** EXERCISE GOAL **
Take the material below and retype it in full; pictures are left out.

***

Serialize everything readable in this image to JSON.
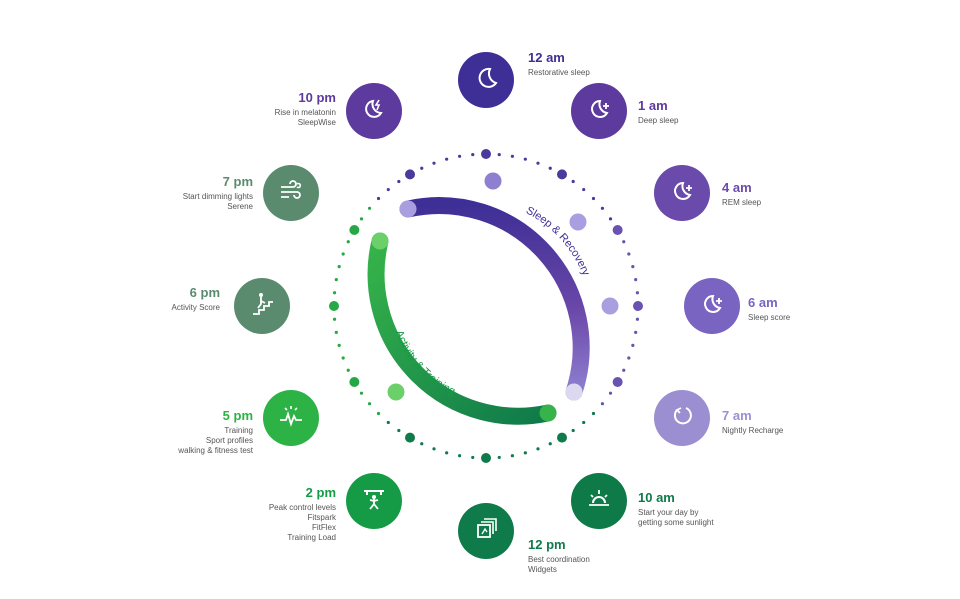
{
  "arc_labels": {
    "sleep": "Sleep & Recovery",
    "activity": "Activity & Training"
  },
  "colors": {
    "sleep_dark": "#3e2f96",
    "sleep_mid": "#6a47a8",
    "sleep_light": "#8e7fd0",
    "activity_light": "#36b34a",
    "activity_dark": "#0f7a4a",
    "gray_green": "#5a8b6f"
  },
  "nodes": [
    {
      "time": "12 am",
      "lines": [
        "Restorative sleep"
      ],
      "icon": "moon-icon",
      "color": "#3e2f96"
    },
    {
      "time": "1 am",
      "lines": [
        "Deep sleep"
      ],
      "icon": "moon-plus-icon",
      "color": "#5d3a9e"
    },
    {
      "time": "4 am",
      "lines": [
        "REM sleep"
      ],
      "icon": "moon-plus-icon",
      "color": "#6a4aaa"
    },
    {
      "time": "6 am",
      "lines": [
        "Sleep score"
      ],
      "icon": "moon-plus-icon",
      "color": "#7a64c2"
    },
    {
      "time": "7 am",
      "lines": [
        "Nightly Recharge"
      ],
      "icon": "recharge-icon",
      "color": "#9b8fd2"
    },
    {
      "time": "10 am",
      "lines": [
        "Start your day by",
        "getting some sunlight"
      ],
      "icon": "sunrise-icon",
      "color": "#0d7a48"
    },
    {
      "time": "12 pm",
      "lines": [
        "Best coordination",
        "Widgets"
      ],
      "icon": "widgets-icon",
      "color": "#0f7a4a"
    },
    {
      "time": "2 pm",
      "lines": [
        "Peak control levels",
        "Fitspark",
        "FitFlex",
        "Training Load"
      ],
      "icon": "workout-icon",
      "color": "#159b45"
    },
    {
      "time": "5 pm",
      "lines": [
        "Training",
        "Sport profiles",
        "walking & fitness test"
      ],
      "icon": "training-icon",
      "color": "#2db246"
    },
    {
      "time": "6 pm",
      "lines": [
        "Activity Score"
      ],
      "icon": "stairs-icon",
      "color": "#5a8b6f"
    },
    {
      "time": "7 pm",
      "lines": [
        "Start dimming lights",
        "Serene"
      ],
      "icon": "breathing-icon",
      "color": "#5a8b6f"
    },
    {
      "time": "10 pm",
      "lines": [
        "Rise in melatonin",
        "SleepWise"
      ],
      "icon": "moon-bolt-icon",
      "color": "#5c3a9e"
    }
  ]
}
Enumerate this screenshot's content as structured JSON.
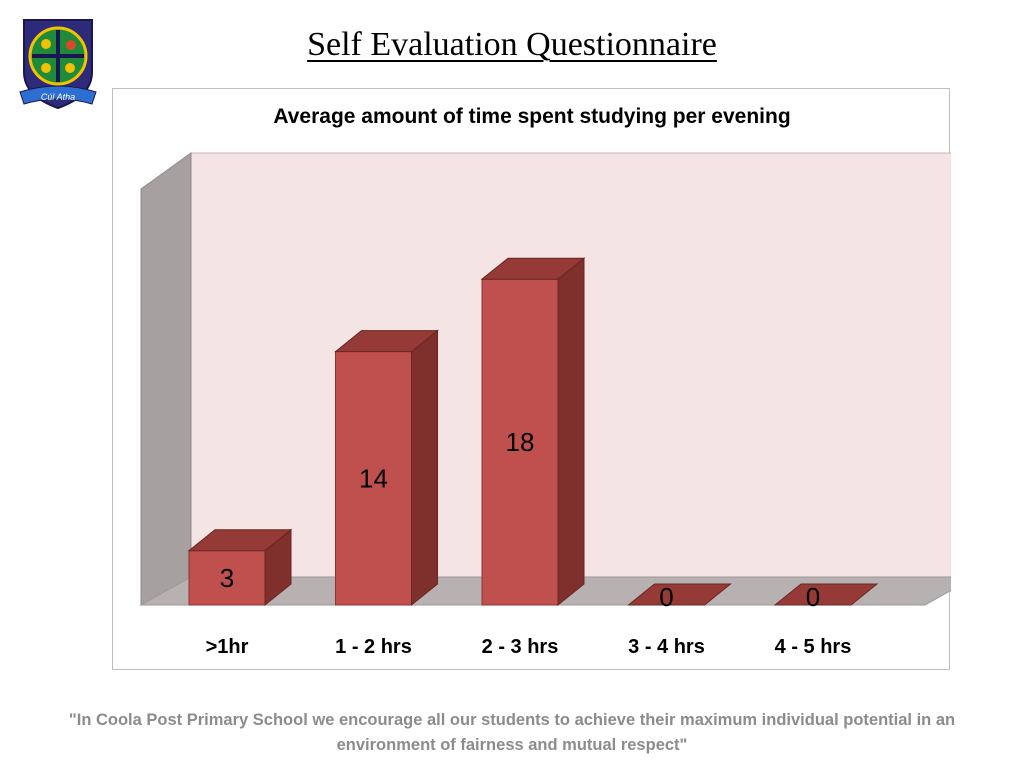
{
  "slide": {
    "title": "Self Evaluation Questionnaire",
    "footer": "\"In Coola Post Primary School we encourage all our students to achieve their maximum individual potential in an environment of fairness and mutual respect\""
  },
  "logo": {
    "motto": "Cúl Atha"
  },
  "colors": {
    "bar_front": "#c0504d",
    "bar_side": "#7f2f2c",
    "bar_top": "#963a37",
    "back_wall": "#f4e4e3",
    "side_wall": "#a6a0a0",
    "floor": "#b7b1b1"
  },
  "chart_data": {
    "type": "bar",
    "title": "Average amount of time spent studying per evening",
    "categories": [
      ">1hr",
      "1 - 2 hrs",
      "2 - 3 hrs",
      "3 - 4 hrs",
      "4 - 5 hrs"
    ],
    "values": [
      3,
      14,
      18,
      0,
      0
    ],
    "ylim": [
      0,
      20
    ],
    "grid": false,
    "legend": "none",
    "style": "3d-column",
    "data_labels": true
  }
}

***

** TASK ANSWER **
Serialize everything readable in this image to JSON.
{
  "arc_labels": {
    "sleep": "Sleep & Recovery",
    "activity": "Activity & Training"
  },
  "colors": {
    "sleep_dark": "#3e2f96",
    "sleep_mid": "#6a47a8",
    "sleep_light": "#8e7fd0",
    "activity_light": "#36b34a",
    "activity_dark": "#0f7a4a",
    "gray_green": "#5a8b6f"
  },
  "nodes": [
    {
      "time": "12 am",
      "lines": [
        "Restorative sleep"
      ],
      "icon": "moon-icon",
      "color": "#3e2f96"
    },
    {
      "time": "1 am",
      "lines": [
        "Deep sleep"
      ],
      "icon": "moon-plus-icon",
      "color": "#5d3a9e"
    },
    {
      "time": "4 am",
      "lines": [
        "REM sleep"
      ],
      "icon": "moon-plus-icon",
      "color": "#6a4aaa"
    },
    {
      "time": "6 am",
      "lines": [
        "Sleep score"
      ],
      "icon": "moon-plus-icon",
      "color": "#7a64c2"
    },
    {
      "time": "7 am",
      "lines": [
        "Nightly Recharge"
      ],
      "icon": "recharge-icon",
      "color": "#9b8fd2"
    },
    {
      "time": "10 am",
      "lines": [
        "Start your day by",
        "getting some sunlight"
      ],
      "icon": "sunrise-icon",
      "color": "#0d7a48"
    },
    {
      "time": "12 pm",
      "lines": [
        "Best coordination",
        "Widgets"
      ],
      "icon": "widgets-icon",
      "color": "#0f7a4a"
    },
    {
      "time": "2 pm",
      "lines": [
        "Peak control levels",
        "Fitspark",
        "FitFlex",
        "Training Load"
      ],
      "icon": "workout-icon",
      "color": "#159b45"
    },
    {
      "time": "5 pm",
      "lines": [
        "Training",
        "Sport profiles",
        "walking & fitness test"
      ],
      "icon": "training-icon",
      "color": "#2db246"
    },
    {
      "time": "6 pm",
      "lines": [
        "Activity Score"
      ],
      "icon": "stairs-icon",
      "color": "#5a8b6f"
    },
    {
      "time": "7 pm",
      "lines": [
        "Start dimming lights",
        "Serene"
      ],
      "icon": "breathing-icon",
      "color": "#5a8b6f"
    },
    {
      "time": "10 pm",
      "lines": [
        "Rise in melatonin",
        "SleepWise"
      ],
      "icon": "moon-bolt-icon",
      "color": "#5c3a9e"
    }
  ]
}
Enumerate this screenshot's content as structured JSON.
{
  "slide": {
    "title": "Self Evaluation Questionnaire",
    "footer": "\"In Coola Post Primary School we encourage all our students to achieve their maximum individual potential in an environment of fairness and mutual respect\""
  },
  "logo": {
    "motto": "Cúl Atha"
  },
  "colors": {
    "bar_front": "#c0504d",
    "bar_side": "#7f2f2c",
    "bar_top": "#963a37",
    "back_wall": "#f4e4e3",
    "side_wall": "#a6a0a0",
    "floor": "#b7b1b1"
  },
  "chart_data": {
    "type": "bar",
    "title": "Average amount of time spent studying per evening",
    "categories": [
      ">1hr",
      "1 - 2 hrs",
      "2 - 3 hrs",
      "3 - 4 hrs",
      "4 - 5 hrs"
    ],
    "values": [
      3,
      14,
      18,
      0,
      0
    ],
    "ylim": [
      0,
      20
    ],
    "grid": false,
    "legend": "none",
    "style": "3d-column",
    "data_labels": true
  }
}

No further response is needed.